◆ SHORT EXERCISE
Scan the lines below for the word "Binding". Copy each line you find it in.
start
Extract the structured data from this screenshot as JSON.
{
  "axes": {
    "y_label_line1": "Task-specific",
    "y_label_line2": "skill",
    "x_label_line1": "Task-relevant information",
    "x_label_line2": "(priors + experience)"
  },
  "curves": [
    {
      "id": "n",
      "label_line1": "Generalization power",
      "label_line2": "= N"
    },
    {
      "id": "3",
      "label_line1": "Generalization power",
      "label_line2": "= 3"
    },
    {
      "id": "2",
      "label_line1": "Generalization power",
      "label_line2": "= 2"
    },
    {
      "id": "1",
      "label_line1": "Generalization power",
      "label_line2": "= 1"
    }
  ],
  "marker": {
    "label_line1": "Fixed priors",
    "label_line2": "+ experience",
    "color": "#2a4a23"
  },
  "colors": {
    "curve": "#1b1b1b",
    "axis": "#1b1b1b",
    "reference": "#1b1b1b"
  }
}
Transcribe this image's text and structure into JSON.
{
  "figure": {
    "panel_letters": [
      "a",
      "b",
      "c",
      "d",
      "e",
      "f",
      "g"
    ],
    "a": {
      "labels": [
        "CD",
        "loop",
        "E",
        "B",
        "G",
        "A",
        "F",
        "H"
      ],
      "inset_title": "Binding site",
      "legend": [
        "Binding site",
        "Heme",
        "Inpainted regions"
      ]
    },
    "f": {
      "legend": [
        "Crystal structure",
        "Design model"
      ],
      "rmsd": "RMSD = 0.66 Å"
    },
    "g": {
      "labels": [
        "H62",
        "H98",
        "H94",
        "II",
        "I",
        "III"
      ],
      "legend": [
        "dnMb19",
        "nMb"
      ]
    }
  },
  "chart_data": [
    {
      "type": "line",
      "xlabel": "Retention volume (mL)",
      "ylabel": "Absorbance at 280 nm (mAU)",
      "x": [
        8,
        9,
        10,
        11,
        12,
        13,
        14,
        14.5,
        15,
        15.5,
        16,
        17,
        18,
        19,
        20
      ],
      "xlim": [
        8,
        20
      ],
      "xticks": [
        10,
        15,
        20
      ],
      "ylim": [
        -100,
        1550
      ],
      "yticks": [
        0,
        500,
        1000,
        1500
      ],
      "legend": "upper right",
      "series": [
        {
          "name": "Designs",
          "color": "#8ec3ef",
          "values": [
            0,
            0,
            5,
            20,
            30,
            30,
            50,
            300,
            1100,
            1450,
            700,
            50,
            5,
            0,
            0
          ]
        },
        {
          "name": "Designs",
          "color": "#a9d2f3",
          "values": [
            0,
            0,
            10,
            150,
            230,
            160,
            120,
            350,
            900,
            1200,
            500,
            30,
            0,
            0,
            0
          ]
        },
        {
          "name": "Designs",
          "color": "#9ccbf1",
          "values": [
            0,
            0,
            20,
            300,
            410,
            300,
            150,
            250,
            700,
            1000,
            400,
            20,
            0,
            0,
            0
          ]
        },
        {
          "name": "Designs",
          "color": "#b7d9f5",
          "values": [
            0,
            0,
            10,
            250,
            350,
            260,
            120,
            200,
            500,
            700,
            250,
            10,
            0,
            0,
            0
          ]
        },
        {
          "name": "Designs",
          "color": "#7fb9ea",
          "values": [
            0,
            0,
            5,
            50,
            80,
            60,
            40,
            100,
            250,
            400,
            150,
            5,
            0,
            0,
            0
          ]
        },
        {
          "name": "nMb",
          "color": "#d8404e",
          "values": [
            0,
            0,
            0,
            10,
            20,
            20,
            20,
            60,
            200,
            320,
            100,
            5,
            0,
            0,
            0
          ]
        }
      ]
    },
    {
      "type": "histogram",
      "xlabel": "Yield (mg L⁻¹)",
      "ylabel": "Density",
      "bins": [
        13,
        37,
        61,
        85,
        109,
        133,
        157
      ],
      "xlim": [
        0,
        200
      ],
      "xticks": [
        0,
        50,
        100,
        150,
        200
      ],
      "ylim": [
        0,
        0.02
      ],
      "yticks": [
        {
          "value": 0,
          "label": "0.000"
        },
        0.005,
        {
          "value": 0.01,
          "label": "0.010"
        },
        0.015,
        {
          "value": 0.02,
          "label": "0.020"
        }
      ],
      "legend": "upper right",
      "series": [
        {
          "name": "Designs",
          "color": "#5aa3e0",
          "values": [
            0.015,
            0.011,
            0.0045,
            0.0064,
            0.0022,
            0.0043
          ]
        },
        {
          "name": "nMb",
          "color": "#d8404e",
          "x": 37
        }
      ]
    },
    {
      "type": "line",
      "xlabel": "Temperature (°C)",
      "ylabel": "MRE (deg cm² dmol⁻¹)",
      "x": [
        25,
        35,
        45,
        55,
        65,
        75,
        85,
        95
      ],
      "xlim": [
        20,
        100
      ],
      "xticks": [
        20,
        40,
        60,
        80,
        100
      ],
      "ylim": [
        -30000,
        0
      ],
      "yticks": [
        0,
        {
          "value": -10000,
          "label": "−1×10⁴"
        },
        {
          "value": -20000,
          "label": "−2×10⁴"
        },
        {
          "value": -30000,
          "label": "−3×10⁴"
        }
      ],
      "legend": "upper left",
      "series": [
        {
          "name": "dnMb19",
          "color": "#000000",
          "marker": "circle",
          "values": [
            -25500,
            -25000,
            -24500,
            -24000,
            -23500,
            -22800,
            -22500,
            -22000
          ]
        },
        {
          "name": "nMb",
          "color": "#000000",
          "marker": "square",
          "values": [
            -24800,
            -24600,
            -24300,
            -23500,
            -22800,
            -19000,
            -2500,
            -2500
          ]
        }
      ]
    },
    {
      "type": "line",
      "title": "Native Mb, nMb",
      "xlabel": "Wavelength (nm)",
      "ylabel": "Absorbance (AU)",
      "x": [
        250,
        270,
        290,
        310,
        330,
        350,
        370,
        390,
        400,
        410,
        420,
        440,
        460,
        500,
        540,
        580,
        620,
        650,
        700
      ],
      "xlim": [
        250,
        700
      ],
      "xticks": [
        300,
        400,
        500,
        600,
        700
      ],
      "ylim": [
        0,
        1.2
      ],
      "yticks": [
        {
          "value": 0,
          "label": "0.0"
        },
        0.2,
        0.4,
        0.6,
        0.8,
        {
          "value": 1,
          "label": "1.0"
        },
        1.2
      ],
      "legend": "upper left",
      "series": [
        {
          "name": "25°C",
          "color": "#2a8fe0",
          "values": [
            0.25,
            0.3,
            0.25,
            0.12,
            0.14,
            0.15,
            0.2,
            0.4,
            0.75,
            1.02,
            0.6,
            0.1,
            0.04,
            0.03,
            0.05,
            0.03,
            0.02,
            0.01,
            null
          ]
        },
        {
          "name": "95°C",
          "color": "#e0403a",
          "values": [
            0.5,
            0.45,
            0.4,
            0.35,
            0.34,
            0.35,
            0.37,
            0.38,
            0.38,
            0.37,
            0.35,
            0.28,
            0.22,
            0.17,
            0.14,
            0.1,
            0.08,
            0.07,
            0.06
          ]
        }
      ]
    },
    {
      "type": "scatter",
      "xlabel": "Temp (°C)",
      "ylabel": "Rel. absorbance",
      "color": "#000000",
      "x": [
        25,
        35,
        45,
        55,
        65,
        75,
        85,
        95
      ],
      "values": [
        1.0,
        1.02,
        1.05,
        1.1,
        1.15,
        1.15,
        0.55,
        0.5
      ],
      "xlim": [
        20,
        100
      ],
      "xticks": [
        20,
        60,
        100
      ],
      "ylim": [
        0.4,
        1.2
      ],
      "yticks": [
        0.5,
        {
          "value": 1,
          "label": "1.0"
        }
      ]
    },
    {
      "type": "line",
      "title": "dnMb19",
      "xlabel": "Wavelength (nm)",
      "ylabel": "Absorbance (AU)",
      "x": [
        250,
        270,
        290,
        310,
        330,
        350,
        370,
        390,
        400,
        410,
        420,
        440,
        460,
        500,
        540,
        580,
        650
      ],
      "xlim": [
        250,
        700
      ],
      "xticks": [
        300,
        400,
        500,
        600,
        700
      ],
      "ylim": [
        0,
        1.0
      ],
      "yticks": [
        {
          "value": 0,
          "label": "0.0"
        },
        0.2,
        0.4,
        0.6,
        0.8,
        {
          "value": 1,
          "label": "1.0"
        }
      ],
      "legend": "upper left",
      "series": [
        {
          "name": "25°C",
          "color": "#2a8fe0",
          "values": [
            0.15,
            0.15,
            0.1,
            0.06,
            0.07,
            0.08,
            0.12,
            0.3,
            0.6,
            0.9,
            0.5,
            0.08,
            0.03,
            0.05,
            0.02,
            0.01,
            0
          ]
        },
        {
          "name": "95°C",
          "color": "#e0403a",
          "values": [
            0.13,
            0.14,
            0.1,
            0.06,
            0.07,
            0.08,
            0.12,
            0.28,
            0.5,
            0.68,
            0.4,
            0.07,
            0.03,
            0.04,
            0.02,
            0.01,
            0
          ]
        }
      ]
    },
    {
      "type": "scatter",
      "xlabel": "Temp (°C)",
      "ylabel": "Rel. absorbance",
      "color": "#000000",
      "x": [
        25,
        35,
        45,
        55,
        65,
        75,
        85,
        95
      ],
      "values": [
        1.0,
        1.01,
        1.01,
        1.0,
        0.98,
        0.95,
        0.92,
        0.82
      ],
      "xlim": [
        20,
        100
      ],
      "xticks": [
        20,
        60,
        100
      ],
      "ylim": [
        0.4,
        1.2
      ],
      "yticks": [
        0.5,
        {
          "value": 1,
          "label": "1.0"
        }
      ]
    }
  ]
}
end
◆ RESPONSE FOR THIS EXERCISE
      "inset_title": "Binding site",
        "Binding site",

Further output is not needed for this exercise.